| WHAT IS ASKED |
Copy every record below exactly.

Dataset excerpt:
begin

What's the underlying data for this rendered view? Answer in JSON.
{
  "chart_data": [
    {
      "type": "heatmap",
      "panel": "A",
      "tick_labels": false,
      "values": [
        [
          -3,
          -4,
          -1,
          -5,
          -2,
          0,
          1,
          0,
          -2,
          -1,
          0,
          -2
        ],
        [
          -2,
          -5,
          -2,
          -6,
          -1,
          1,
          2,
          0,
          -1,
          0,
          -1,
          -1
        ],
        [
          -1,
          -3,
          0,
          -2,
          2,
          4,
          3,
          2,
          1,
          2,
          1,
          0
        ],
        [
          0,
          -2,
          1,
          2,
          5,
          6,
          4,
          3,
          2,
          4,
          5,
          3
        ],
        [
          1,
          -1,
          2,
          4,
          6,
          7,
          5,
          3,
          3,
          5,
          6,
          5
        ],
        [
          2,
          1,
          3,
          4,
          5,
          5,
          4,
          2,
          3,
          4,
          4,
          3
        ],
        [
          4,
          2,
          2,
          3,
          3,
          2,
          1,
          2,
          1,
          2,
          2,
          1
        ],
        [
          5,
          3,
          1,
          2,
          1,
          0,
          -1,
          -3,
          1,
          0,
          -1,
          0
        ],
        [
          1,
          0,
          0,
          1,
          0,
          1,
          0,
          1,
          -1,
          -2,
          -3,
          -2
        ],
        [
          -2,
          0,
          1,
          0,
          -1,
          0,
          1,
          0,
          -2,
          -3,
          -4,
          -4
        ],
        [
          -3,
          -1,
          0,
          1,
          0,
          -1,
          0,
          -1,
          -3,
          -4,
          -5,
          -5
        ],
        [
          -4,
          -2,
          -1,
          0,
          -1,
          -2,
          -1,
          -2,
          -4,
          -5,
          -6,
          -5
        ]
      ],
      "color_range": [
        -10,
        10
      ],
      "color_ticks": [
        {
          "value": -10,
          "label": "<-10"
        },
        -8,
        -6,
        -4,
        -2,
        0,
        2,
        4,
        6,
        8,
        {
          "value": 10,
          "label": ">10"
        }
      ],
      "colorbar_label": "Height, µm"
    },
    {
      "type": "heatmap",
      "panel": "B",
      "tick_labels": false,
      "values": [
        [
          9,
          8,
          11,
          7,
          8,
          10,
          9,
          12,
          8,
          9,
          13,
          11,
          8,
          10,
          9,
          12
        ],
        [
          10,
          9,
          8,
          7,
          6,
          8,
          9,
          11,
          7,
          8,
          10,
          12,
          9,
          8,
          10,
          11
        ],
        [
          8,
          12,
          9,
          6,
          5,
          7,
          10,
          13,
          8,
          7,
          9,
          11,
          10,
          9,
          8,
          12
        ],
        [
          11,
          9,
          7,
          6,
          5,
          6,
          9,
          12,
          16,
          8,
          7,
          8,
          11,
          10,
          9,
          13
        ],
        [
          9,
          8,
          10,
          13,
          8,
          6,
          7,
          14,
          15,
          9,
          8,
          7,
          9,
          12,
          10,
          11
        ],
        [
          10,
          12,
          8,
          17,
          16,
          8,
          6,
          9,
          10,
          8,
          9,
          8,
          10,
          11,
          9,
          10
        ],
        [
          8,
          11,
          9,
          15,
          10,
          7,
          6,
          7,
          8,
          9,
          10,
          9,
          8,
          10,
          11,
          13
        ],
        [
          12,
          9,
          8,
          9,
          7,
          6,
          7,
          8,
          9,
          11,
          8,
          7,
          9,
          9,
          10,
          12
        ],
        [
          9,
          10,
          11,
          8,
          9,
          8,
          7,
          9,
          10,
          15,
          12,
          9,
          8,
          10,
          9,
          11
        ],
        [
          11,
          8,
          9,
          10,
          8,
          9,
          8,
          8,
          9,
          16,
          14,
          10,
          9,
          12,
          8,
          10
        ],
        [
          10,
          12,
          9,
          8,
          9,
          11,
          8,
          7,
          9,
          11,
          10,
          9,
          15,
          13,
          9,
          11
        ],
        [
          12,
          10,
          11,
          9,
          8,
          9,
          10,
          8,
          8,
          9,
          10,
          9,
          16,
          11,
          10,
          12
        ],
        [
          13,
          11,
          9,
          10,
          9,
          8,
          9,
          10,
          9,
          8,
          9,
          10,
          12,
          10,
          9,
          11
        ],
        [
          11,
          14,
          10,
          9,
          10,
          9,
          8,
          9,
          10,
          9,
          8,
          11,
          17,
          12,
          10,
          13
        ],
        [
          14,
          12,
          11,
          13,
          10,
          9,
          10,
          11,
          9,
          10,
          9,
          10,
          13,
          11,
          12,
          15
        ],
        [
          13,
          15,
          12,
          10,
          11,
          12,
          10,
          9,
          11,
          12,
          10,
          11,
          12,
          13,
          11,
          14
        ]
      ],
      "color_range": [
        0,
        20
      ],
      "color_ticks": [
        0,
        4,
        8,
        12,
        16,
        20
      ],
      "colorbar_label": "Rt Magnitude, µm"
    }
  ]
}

end

| ANSWER FOR THE TASK |
What's the underlying data for this rendered view? Answer in JSON.
{
  "chart_data": [
    {
      "type": "heatmap",
      "panel": "A",
      "tick_labels": false,
      "values": [
        [
          -3,
          -4,
          -1,
          -5,
          -2,
          0,
          1,
          0,
          -2,
          -1,
          0,
          -2
        ],
        [
          -2,
          -5,
          -2,
          -6,
          -1,
          1,
          2,
          0,
          -1,
          0,
          -1,
          -1
        ],
        [
          -1,
          -3,
          0,
          -2,
          2,
          4,
          3,
          2,
          1,
          2,
          1,
          0
        ],
        [
          0,
          -2,
          1,
          2,
          5,
          6,
          4,
          3,
          2,
          4,
          5,
          3
        ],
        [
          1,
          -1,
          2,
          4,
          6,
          7,
          5,
          3,
          3,
          5,
          6,
          5
        ],
        [
          2,
          1,
          3,
          4,
          5,
          5,
          4,
          2,
          3,
          4,
          4,
          3
        ],
        [
          4,
          2,
          2,
          3,
          3,
          2,
          1,
          2,
          1,
          2,
          2,
          1
        ],
        [
          5,
          3,
          1,
          2,
          1,
          0,
          -1,
          -3,
          1,
          0,
          -1,
          0
        ],
        [
          1,
          0,
          0,
          1,
          0,
          1,
          0,
          1,
          -1,
          -2,
          -3,
          -2
        ],
        [
          -2,
          0,
          1,
          0,
          -1,
          0,
          1,
          0,
          -2,
          -3,
          -4,
          -4
        ],
        [
          -3,
          -1,
          0,
          1,
          0,
          -1,
          0,
          -1,
          -3,
          -4,
          -5,
          -5
        ],
        [
          -4,
          -2,
          -1,
          0,
          -1,
          -2,
          -1,
          -2,
          -4,
          -5,
          -6,
          -5
        ]
      ],
      "color_range": [
        -10,
        10
      ],
      "color_ticks": [
        {
          "value": -10,
          "label": "<-10"
        },
        -8,
        -6,
        -4,
        -2,
        0,
        2,
        4,
        6,
        8,
        {
          "value": 10,
          "label": ">10"
        }
      ],
      "colorbar_label": "Height, µm"
    },
    {
      "type": "heatmap",
      "panel": "B",
      "tick_labels": false,
      "values": [
        [
          9,
          8,
          11,
          7,
          8,
          10,
          9,
          12,
          8,
          9,
          13,
          11,
          8,
          10,
          9,
          12
        ],
        [
          10,
          9,
          8,
          7,
          6,
          8,
          9,
          11,
          7,
          8,
          10,
          12,
          9,
          8,
          10,
          11
        ],
        [
          8,
          12,
          9,
          6,
          5,
          7,
          10,
          13,
          8,
          7,
          9,
          11,
          10,
          9,
          8,
          12
        ],
        [
          11,
          9,
          7,
          6,
          5,
          6,
          9,
          12,
          16,
          8,
          7,
          8,
          11,
          10,
          9,
          13
        ],
        [
          9,
          8,
          10,
          13,
          8,
          6,
          7,
          14,
          15,
          9,
          8,
          7,
          9,
          12,
          10,
          11
        ],
        [
          10,
          12,
          8,
          17,
          16,
          8,
          6,
          9,
          10,
          8,
          9,
          8,
          10,
          11,
          9,
          10
        ],
        [
          8,
          11,
          9,
          15,
          10,
          7,
          6,
          7,
          8,
          9,
          10,
          9,
          8,
          10,
          11,
          13
        ],
        [
          12,
          9,
          8,
          9,
          7,
          6,
          7,
          8,
          9,
          11,
          8,
          7,
          9,
          9,
          10,
          12
        ],
        [
          9,
          10,
          11,
          8,
          9,
          8,
          7,
          9,
          10,
          15,
          12,
          9,
          8,
          10,
          9,
          11
        ],
        [
          11,
          8,
          9,
          10,
          8,
          9,
          8,
          8,
          9,
          16,
          14,
          10,
          9,
          12,
          8,
          10
        ],
        [
          10,
          12,
          9,
          8,
          9,
          11,
          8,
          7,
          9,
          11,
          10,
          9,
          15,
          13,
          9,
          11
        ],
        [
          12,
          10,
          11,
          9,
          8,
          9,
          10,
          8,
          8,
          9,
          10,
          9,
          16,
          11,
          10,
          12
        ],
        [
          13,
          11,
          9,
          10,
          9,
          8,
          9,
          10,
          9,
          8,
          9,
          10,
          12,
          10,
          9,
          11
        ],
        [
          11,
          14,
          10,
          9,
          10,
          9,
          8,
          9,
          10,
          9,
          8,
          11,
          17,
          12,
          10,
          13
        ],
        [
          14,
          12,
          11,
          13,
          10,
          9,
          10,
          11,
          9,
          10,
          9,
          10,
          13,
          11,
          12,
          15
        ],
        [
          13,
          15,
          12,
          10,
          11,
          12,
          10,
          9,
          11,
          12,
          10,
          11,
          12,
          13,
          11,
          14
        ]
      ],
      "color_range": [
        0,
        20
      ],
      "color_ticks": [
        0,
        4,
        8,
        12,
        16,
        20
      ],
      "colorbar_label": "Rt Magnitude, µm"
    }
  ]
}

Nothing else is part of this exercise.